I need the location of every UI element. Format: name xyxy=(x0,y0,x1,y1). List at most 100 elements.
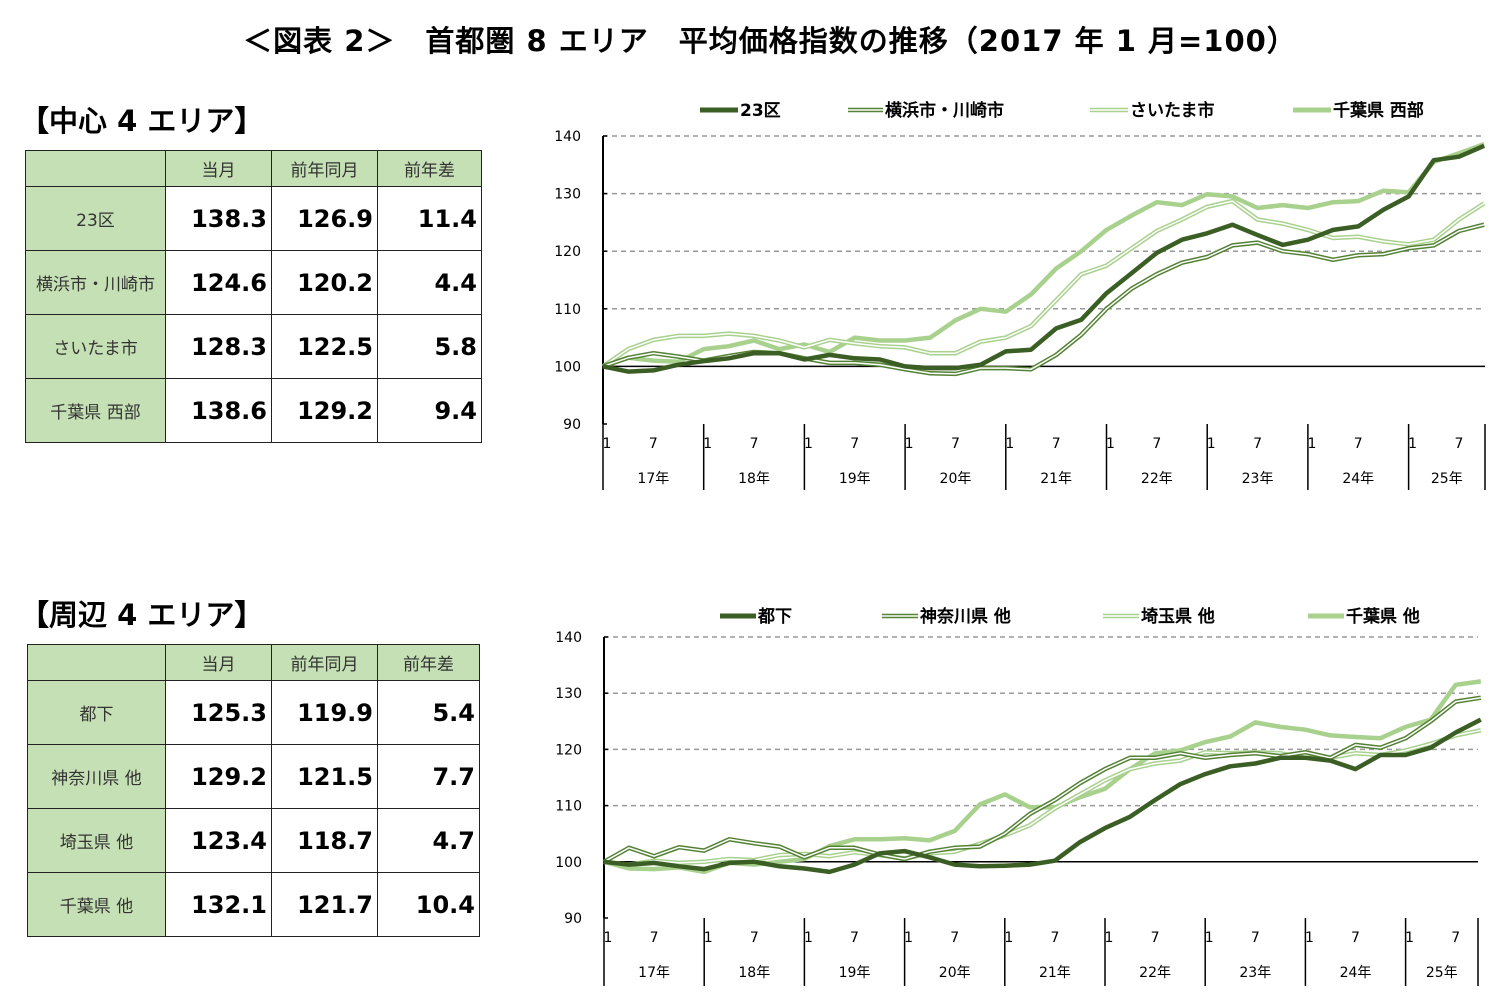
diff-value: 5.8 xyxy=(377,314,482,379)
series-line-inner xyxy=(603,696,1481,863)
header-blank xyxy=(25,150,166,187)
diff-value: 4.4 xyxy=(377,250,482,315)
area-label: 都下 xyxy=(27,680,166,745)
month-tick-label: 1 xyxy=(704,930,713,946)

────────

## Task instructions
Copy out the lines above word for word, leaving out the pictures.

## Answer to this exercise
I need the location of every UI element. Format: name xyxy=(x0,y0,x1,y1). List at most 100 elements.
diff-value: 5.8 xyxy=(377,314,482,379)
series-line-inner xyxy=(603,696,1481,863)
header-blank xyxy=(25,150,166,187)
diff-value: 4.4 xyxy=(377,250,482,315)
area-label: 都下 xyxy=(27,680,166,745)
month-tick-label: 1 xyxy=(704,930,713,946)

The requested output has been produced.